§ **Supplied text**:

The Company expects to invest approximately $3.5 billion in capital expenditures over the next five years, with approximately 75 percent of that investment in the U.S., up from about 50 percent in recent years. This investment includes committing up to $300 million to build a new manufacturing plant in the U.S. The new facility will employ Amgen’s proven next-generation biomanufacturing capabilities, and manufacture products for the U.S. and export markets. Next-generation biomanufacturing requires less time and capital investment to build than a traditional biomanufacturing plant and is less costly to operate, with less environmental impact. The construction and validation work is expected to add 220 jobs to the local economy. In addition, Amgen expects this new facility to employ up to 300 highly skilled full-time employees. Amgen expects to finalize the exact location in the second quarter. The Company is also increasing the size of the Amgen Ventures fund, providing up to $300 million of growth capital for early-stage, innovative biotechnology companies in the U.S.

2018 Guidance

For the full year 2018, the Company expects:

Total revenues in the range of $21.8 billion to $22.8 billion.
On a GAAP basis, EPS in the range of $11.18 to $12.36 and a tax rate in the range of 13 percent to 14 percent.
On a non-GAAP basis, EPS in the range of $12.60 to $13.70 and a tax rate in the range of 14 percent to 15 percent.
Capital expenditures to be approximately $750 million.
Fourth Quarter Product and Pipeline Update

Key development milestones:

Clinical Program

Indication

Projected Milestone

KYPROLIS

Relapsed or refractory multiple myeloma

EU regulatory review (ENDEAVOR OS data)

Regulatory reviews (ASPIRE OS data)

BLINCYTO

Acute lymphoblastic leukemia

EU regulatory review (TOWER OS data)

Regulatory reviews (MRD-positive)

XGEVA

Prevention of SREs in multiple myeloma

EU regulatory review

Prolia

Glucocorticoid-induced osteoporosis

U.S. regulatory review

EVENITY(romosozumab)

Postmenopausal osteoporosis

U.S. regulatory resubmission

EU regulatory review

Aimovig (erenumab)

Migraine prevention

U.S. regulatory review

ABP 710
(biosimilar infliximab)

Oncology

Phase 3 data

ABP 980

(biosimilar trastuzumab)

§ **Extracted material**:

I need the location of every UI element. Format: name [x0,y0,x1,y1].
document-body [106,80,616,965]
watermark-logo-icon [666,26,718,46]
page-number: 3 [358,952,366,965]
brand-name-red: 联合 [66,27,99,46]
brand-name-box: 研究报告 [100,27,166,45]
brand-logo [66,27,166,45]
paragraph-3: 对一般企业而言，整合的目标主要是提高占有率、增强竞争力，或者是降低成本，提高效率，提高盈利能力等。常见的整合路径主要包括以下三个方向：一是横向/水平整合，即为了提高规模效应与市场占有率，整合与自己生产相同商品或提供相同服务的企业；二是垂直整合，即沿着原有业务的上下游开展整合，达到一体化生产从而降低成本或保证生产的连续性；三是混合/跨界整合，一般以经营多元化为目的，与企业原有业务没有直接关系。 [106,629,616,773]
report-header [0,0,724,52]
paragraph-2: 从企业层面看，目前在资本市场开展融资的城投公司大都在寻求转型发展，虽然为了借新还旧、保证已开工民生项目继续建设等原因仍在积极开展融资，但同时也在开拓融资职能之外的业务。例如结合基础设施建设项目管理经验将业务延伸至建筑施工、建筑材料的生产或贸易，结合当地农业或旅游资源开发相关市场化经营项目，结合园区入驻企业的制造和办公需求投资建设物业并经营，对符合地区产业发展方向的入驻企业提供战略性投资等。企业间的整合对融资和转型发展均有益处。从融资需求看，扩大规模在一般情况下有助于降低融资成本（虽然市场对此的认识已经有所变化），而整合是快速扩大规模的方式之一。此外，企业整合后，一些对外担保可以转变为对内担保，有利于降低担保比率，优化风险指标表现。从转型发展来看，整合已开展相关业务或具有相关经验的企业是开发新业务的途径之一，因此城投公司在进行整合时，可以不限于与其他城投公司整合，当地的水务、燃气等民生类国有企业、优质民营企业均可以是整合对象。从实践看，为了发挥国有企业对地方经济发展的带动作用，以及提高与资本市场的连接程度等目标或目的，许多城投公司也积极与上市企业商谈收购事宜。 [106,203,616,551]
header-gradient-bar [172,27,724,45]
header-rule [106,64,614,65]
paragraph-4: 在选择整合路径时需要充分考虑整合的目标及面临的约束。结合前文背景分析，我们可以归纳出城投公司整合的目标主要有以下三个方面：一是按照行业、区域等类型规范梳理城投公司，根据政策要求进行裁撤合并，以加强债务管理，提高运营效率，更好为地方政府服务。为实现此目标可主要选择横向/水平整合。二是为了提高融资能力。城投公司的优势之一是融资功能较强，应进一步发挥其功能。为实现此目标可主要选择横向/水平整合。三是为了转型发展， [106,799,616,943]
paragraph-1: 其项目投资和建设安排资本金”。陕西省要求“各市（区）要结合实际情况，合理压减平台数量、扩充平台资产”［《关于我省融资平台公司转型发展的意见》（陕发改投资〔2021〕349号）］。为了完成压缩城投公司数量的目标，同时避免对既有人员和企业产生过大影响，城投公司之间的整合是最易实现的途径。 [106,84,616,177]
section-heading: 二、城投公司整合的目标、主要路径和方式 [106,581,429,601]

§ **How to complete this task**: Repeat the part of the Amgen text that begins with the words "Total revenues in" and ends with "to 15 percent.", word for word.

§ **Output of the exercise**:
Total revenues in the range of $21.8 billion to $22.8 billion.
On a GAAP basis, EPS in the range of $11.18 to $12.36 and a tax rate in the range of 13 percent to 14 percent.
On a non-GAAP basis, EPS in the range of $12.60 to $13.70 and a tax rate in the range of 14 percent to 15 percent.